* EXERCISE DESCRIPTION: The records below hold pictures; please leave those out and retype the rest exactly.

* DATA FOR THIS EXERCISE:
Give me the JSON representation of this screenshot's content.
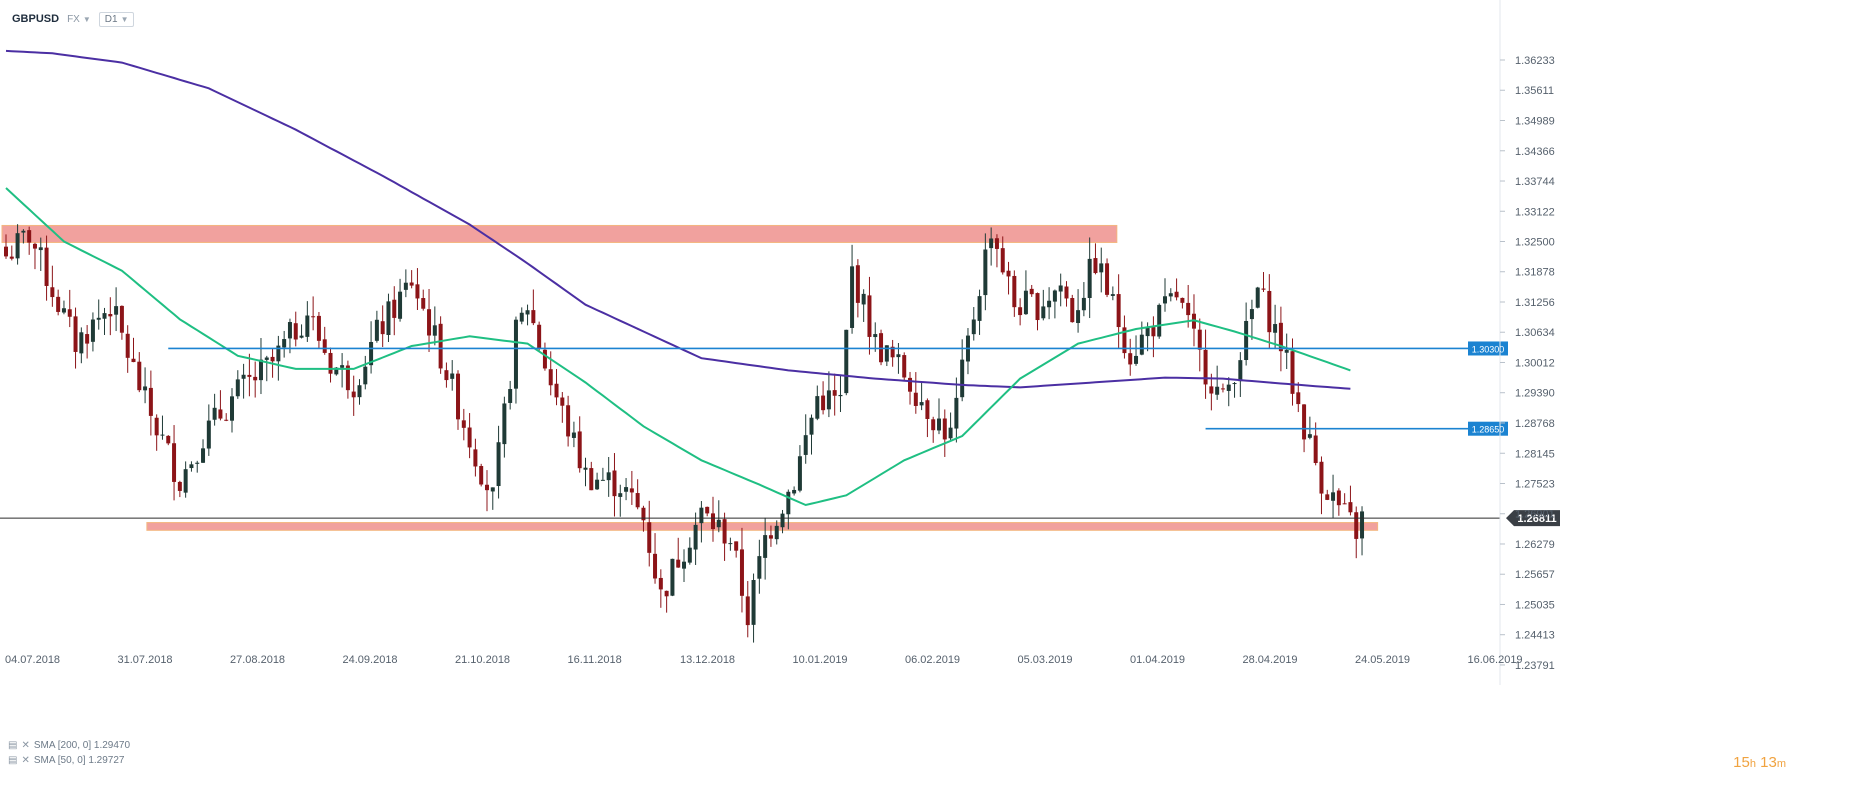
{
  "toolbar": {
    "symbol": "GBPUSD",
    "market": "FX",
    "timeframe": "D1"
  },
  "legend": {
    "sma200": "SMA [200,  0] 1.29470",
    "sma50": "SMA [50,  0] 1.29727"
  },
  "timer": {
    "hours": "15",
    "h_unit": "h",
    "minutes": "13",
    "m_unit": "m"
  },
  "colors": {
    "bull": "#1f3a36",
    "bear": "#8c1418",
    "sma200": "#4b2fa3",
    "sma50": "#1fbf83",
    "level": "#1b83d1",
    "zone": "#f19d99",
    "zone_edge": "#f3b37a",
    "axis_text": "#56616d"
  },
  "chart_data": {
    "type": "candlestick",
    "instrument": "GBPUSD",
    "timeframe": "D1",
    "ylim": [
      1.2379,
      1.3685
    ],
    "y_ticks": [
      "1.36233",
      "1.35611",
      "1.34989",
      "1.34366",
      "1.33744",
      "1.33122",
      "1.32500",
      "1.31878",
      "1.31256",
      "1.30634",
      "1.30012",
      "1.29390",
      "1.28768",
      "1.28145",
      "1.27523",
      "1.26901",
      "1.26279",
      "1.25657",
      "1.25035",
      "1.24413",
      "1.23791"
    ],
    "x_ticks": [
      "04.07.2018",
      "31.07.2018",
      "27.08.2018",
      "24.09.2018",
      "21.10.2018",
      "16.11.2018",
      "13.12.2018",
      "10.01.2019",
      "06.02.2019",
      "05.03.2019",
      "01.04.2019",
      "28.04.2019",
      "24.05.2019",
      "16.06.2019"
    ],
    "current_price": {
      "label": "1.26811",
      "value": 1.26811
    },
    "levels": [
      {
        "label": "1.30300",
        "value": 1.303,
        "from_index": 28
      },
      {
        "label": "1.28650",
        "value": 1.2865,
        "from_index": 207
      }
    ],
    "zones": [
      {
        "low": 1.3248,
        "high": 1.3283,
        "from_index": 0,
        "to_index": 191
      },
      {
        "low": 1.2656,
        "high": 1.2672,
        "from_index": 25,
        "to_index": 236
      }
    ],
    "sma200_anchors": [
      [
        0,
        1.3642
      ],
      [
        8,
        1.3637
      ],
      [
        20,
        1.3618
      ],
      [
        35,
        1.3565
      ],
      [
        50,
        1.348
      ],
      [
        65,
        1.3385
      ],
      [
        80,
        1.3285
      ],
      [
        90,
        1.3205
      ],
      [
        100,
        1.312
      ],
      [
        110,
        1.3065
      ],
      [
        120,
        1.301
      ],
      [
        135,
        1.2985
      ],
      [
        150,
        1.2968
      ],
      [
        165,
        1.2955
      ],
      [
        175,
        1.295
      ],
      [
        190,
        1.2962
      ],
      [
        200,
        1.297
      ],
      [
        210,
        1.2968
      ],
      [
        220,
        1.2958
      ],
      [
        232,
        1.2947
      ]
    ],
    "sma50_anchors": [
      [
        0,
        1.336
      ],
      [
        10,
        1.325
      ],
      [
        20,
        1.319
      ],
      [
        30,
        1.309
      ],
      [
        40,
        1.3015
      ],
      [
        50,
        1.2988
      ],
      [
        60,
        1.2988
      ],
      [
        70,
        1.3035
      ],
      [
        80,
        1.3055
      ],
      [
        90,
        1.304
      ],
      [
        100,
        1.296
      ],
      [
        110,
        1.287
      ],
      [
        120,
        1.28
      ],
      [
        130,
        1.275
      ],
      [
        138,
        1.2708
      ],
      [
        145,
        1.2728
      ],
      [
        155,
        1.28
      ],
      [
        165,
        1.285
      ],
      [
        175,
        1.2968
      ],
      [
        185,
        1.304
      ],
      [
        195,
        1.307
      ],
      [
        205,
        1.3088
      ],
      [
        212,
        1.3065
      ],
      [
        220,
        1.3035
      ],
      [
        232,
        1.2985
      ]
    ],
    "close_anchors": [
      [
        0,
        1.322
      ],
      [
        4,
        1.3265
      ],
      [
        8,
        1.315
      ],
      [
        12,
        1.304
      ],
      [
        18,
        1.312
      ],
      [
        24,
        1.292
      ],
      [
        30,
        1.276
      ],
      [
        34,
        1.285
      ],
      [
        40,
        1.294
      ],
      [
        46,
        1.3
      ],
      [
        52,
        1.3105
      ],
      [
        56,
        1.3
      ],
      [
        60,
        1.296
      ],
      [
        64,
        1.306
      ],
      [
        70,
        1.317
      ],
      [
        74,
        1.305
      ],
      [
        80,
        1.2845
      ],
      [
        84,
        1.272
      ],
      [
        88,
        1.306
      ],
      [
        90,
        1.312
      ],
      [
        94,
        1.296
      ],
      [
        100,
        1.277
      ],
      [
        106,
        1.275
      ],
      [
        110,
        1.268
      ],
      [
        113,
        1.252
      ],
      [
        116,
        1.26
      ],
      [
        120,
        1.269
      ],
      [
        125,
        1.264
      ],
      [
        128,
        1.248
      ],
      [
        131,
        1.264
      ],
      [
        136,
        1.276
      ],
      [
        140,
        1.293
      ],
      [
        144,
        1.292
      ],
      [
        146,
        1.319
      ],
      [
        150,
        1.304
      ],
      [
        155,
        1.298
      ],
      [
        160,
        1.289
      ],
      [
        163,
        1.285
      ],
      [
        166,
        1.304
      ],
      [
        170,
        1.328
      ],
      [
        174,
        1.312
      ],
      [
        178,
        1.312
      ],
      [
        182,
        1.316
      ],
      [
        184,
        1.31
      ],
      [
        188,
        1.321
      ],
      [
        190,
        1.315
      ],
      [
        194,
        1.302
      ],
      [
        198,
        1.308
      ],
      [
        202,
        1.314
      ],
      [
        206,
        1.301
      ],
      [
        210,
        1.292
      ],
      [
        214,
        1.306
      ],
      [
        216,
        1.315
      ],
      [
        220,
        1.304
      ],
      [
        224,
        1.287
      ],
      [
        227,
        1.276
      ],
      [
        231,
        1.2685
      ],
      [
        233,
        1.2655
      ],
      [
        234,
        1.2681
      ]
    ]
  }
}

* TASK OUTPUT:
Give me the JSON representation of this screenshot's content.
{
  "toolbar": {
    "symbol": "GBPUSD",
    "market": "FX",
    "timeframe": "D1"
  },
  "legend": {
    "sma200": "SMA [200,  0] 1.29470",
    "sma50": "SMA [50,  0] 1.29727"
  },
  "timer": {
    "hours": "15",
    "h_unit": "h",
    "minutes": "13",
    "m_unit": "m"
  },
  "colors": {
    "bull": "#1f3a36",
    "bear": "#8c1418",
    "sma200": "#4b2fa3",
    "sma50": "#1fbf83",
    "level": "#1b83d1",
    "zone": "#f19d99",
    "zone_edge": "#f3b37a",
    "axis_text": "#56616d"
  },
  "chart_data": {
    "type": "candlestick",
    "instrument": "GBPUSD",
    "timeframe": "D1",
    "ylim": [
      1.2379,
      1.3685
    ],
    "y_ticks": [
      "1.36233",
      "1.35611",
      "1.34989",
      "1.34366",
      "1.33744",
      "1.33122",
      "1.32500",
      "1.31878",
      "1.31256",
      "1.30634",
      "1.30012",
      "1.29390",
      "1.28768",
      "1.28145",
      "1.27523",
      "1.26901",
      "1.26279",
      "1.25657",
      "1.25035",
      "1.24413",
      "1.23791"
    ],
    "x_ticks": [
      "04.07.2018",
      "31.07.2018",
      "27.08.2018",
      "24.09.2018",
      "21.10.2018",
      "16.11.2018",
      "13.12.2018",
      "10.01.2019",
      "06.02.2019",
      "05.03.2019",
      "01.04.2019",
      "28.04.2019",
      "24.05.2019",
      "16.06.2019"
    ],
    "current_price": {
      "label": "1.26811",
      "value": 1.26811
    },
    "levels": [
      {
        "label": "1.30300",
        "value": 1.303,
        "from_index": 28
      },
      {
        "label": "1.28650",
        "value": 1.2865,
        "from_index": 207
      }
    ],
    "zones": [
      {
        "low": 1.3248,
        "high": 1.3283,
        "from_index": 0,
        "to_index": 191
      },
      {
        "low": 1.2656,
        "high": 1.2672,
        "from_index": 25,
        "to_index": 236
      }
    ],
    "sma200_anchors": [
      [
        0,
        1.3642
      ],
      [
        8,
        1.3637
      ],
      [
        20,
        1.3618
      ],
      [
        35,
        1.3565
      ],
      [
        50,
        1.348
      ],
      [
        65,
        1.3385
      ],
      [
        80,
        1.3285
      ],
      [
        90,
        1.3205
      ],
      [
        100,
        1.312
      ],
      [
        110,
        1.3065
      ],
      [
        120,
        1.301
      ],
      [
        135,
        1.2985
      ],
      [
        150,
        1.2968
      ],
      [
        165,
        1.2955
      ],
      [
        175,
        1.295
      ],
      [
        190,
        1.2962
      ],
      [
        200,
        1.297
      ],
      [
        210,
        1.2968
      ],
      [
        220,
        1.2958
      ],
      [
        232,
        1.2947
      ]
    ],
    "sma50_anchors": [
      [
        0,
        1.336
      ],
      [
        10,
        1.325
      ],
      [
        20,
        1.319
      ],
      [
        30,
        1.309
      ],
      [
        40,
        1.3015
      ],
      [
        50,
        1.2988
      ],
      [
        60,
        1.2988
      ],
      [
        70,
        1.3035
      ],
      [
        80,
        1.3055
      ],
      [
        90,
        1.304
      ],
      [
        100,
        1.296
      ],
      [
        110,
        1.287
      ],
      [
        120,
        1.28
      ],
      [
        130,
        1.275
      ],
      [
        138,
        1.2708
      ],
      [
        145,
        1.2728
      ],
      [
        155,
        1.28
      ],
      [
        165,
        1.285
      ],
      [
        175,
        1.2968
      ],
      [
        185,
        1.304
      ],
      [
        195,
        1.307
      ],
      [
        205,
        1.3088
      ],
      [
        212,
        1.3065
      ],
      [
        220,
        1.3035
      ],
      [
        232,
        1.2985
      ]
    ],
    "close_anchors": [
      [
        0,
        1.322
      ],
      [
        4,
        1.3265
      ],
      [
        8,
        1.315
      ],
      [
        12,
        1.304
      ],
      [
        18,
        1.312
      ],
      [
        24,
        1.292
      ],
      [
        30,
        1.276
      ],
      [
        34,
        1.285
      ],
      [
        40,
        1.294
      ],
      [
        46,
        1.3
      ],
      [
        52,
        1.3105
      ],
      [
        56,
        1.3
      ],
      [
        60,
        1.296
      ],
      [
        64,
        1.306
      ],
      [
        70,
        1.317
      ],
      [
        74,
        1.305
      ],
      [
        80,
        1.2845
      ],
      [
        84,
        1.272
      ],
      [
        88,
        1.306
      ],
      [
        90,
        1.312
      ],
      [
        94,
        1.296
      ],
      [
        100,
        1.277
      ],
      [
        106,
        1.275
      ],
      [
        110,
        1.268
      ],
      [
        113,
        1.252
      ],
      [
        116,
        1.26
      ],
      [
        120,
        1.269
      ],
      [
        125,
        1.264
      ],
      [
        128,
        1.248
      ],
      [
        131,
        1.264
      ],
      [
        136,
        1.276
      ],
      [
        140,
        1.293
      ],
      [
        144,
        1.292
      ],
      [
        146,
        1.319
      ],
      [
        150,
        1.304
      ],
      [
        155,
        1.298
      ],
      [
        160,
        1.289
      ],
      [
        163,
        1.285
      ],
      [
        166,
        1.304
      ],
      [
        170,
        1.328
      ],
      [
        174,
        1.312
      ],
      [
        178,
        1.312
      ],
      [
        182,
        1.316
      ],
      [
        184,
        1.31
      ],
      [
        188,
        1.321
      ],
      [
        190,
        1.315
      ],
      [
        194,
        1.302
      ],
      [
        198,
        1.308
      ],
      [
        202,
        1.314
      ],
      [
        206,
        1.301
      ],
      [
        210,
        1.292
      ],
      [
        214,
        1.306
      ],
      [
        216,
        1.315
      ],
      [
        220,
        1.304
      ],
      [
        224,
        1.287
      ],
      [
        227,
        1.276
      ],
      [
        231,
        1.2685
      ],
      [
        233,
        1.2655
      ],
      [
        234,
        1.2681
      ]
    ]
  }
}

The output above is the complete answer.